PROBLEM DESCRIPTION
Select from the data all lines with the word "редакции".

SOURCE DATA
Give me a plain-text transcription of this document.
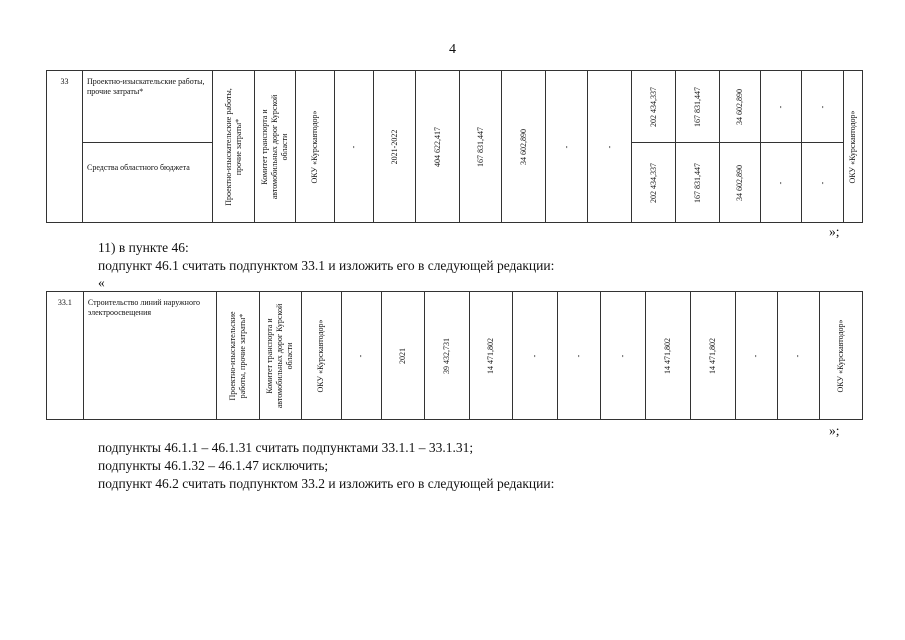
4
33	Проектно-изыскательские работы, прочие затраты*	Проектно-изыскательские работы, прочие затраты*	Комитет транспорта и автомобильных дорог Курской области	ОКУ «Курскавтодор»	-	2021-2022	404 622,417	167 831,447	34 602,890	-	-	202 434,337	167 831,447	34 602,890	-	-	ОКУ «Курскавтодор»

	Средства областного бюджета											202 434,337	167 831,447	34 602,890	-	-	
»;
11) в пункте 46:
подпункт 46.1 считать подпунктом 33.1 и изложить его в следующей редакции:
«
33.1	Строительство линий наружного электроосвещения	Проектно-изыскательские работы, прочие затраты*	Комитет транспорта и автомобильных дорог Курской области	ОКУ «Курскавтодор»	-	2021	39 432,731	14 471,802	-	-	-	14 471,802	14 471,802	-	-	ОКУ «Курскавтодор»
»;
подпункты 46.1.1 – 46.1.31 считать подпунктами 33.1.1 – 33.1.31;
подпункты 46.1.32 – 46.1.47 исключить;
подпункт 46.2 считать подпунктом 33.2 и изложить его в следующей редакции:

RESULT OF THE TASK
подпункт 46.1 считать подпунктом 33.1 и изложить его в следующей редакции:
подпункт 46.2 считать подпунктом 33.2 и изложить его в следующей редакции:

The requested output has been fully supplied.